**Description of the task:** Determine how many lines include the word "Activated", then give that number and nothing more.

☆ ☆ ☆ ☆

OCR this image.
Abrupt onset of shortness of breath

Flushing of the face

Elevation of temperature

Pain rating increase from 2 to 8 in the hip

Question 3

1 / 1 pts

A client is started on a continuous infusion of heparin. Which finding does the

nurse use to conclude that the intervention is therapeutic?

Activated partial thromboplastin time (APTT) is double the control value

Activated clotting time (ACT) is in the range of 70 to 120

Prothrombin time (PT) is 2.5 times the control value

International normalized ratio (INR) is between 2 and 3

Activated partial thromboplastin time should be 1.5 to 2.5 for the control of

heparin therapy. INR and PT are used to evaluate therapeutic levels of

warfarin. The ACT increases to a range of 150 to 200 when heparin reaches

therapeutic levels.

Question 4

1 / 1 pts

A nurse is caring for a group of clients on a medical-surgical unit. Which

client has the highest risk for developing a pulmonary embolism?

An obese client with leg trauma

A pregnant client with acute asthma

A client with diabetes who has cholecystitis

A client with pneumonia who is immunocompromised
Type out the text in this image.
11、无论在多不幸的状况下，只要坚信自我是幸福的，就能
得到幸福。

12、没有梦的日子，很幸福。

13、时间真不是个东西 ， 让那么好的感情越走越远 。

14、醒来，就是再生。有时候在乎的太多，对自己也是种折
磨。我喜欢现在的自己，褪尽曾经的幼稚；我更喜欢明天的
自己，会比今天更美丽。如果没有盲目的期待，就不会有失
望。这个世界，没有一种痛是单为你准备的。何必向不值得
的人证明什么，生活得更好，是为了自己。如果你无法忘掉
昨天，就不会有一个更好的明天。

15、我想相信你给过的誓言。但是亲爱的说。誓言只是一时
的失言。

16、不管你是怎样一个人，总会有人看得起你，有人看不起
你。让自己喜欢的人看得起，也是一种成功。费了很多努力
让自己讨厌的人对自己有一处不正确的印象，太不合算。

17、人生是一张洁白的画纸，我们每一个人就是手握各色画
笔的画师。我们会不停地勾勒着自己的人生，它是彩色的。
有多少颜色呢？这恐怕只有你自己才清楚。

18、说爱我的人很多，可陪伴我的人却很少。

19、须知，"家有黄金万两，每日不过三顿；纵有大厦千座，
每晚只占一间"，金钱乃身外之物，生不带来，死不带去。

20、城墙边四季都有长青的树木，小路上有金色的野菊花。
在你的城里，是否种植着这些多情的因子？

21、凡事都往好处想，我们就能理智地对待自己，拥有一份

☆ ☆ ☆ ☆

**Written reply:** 3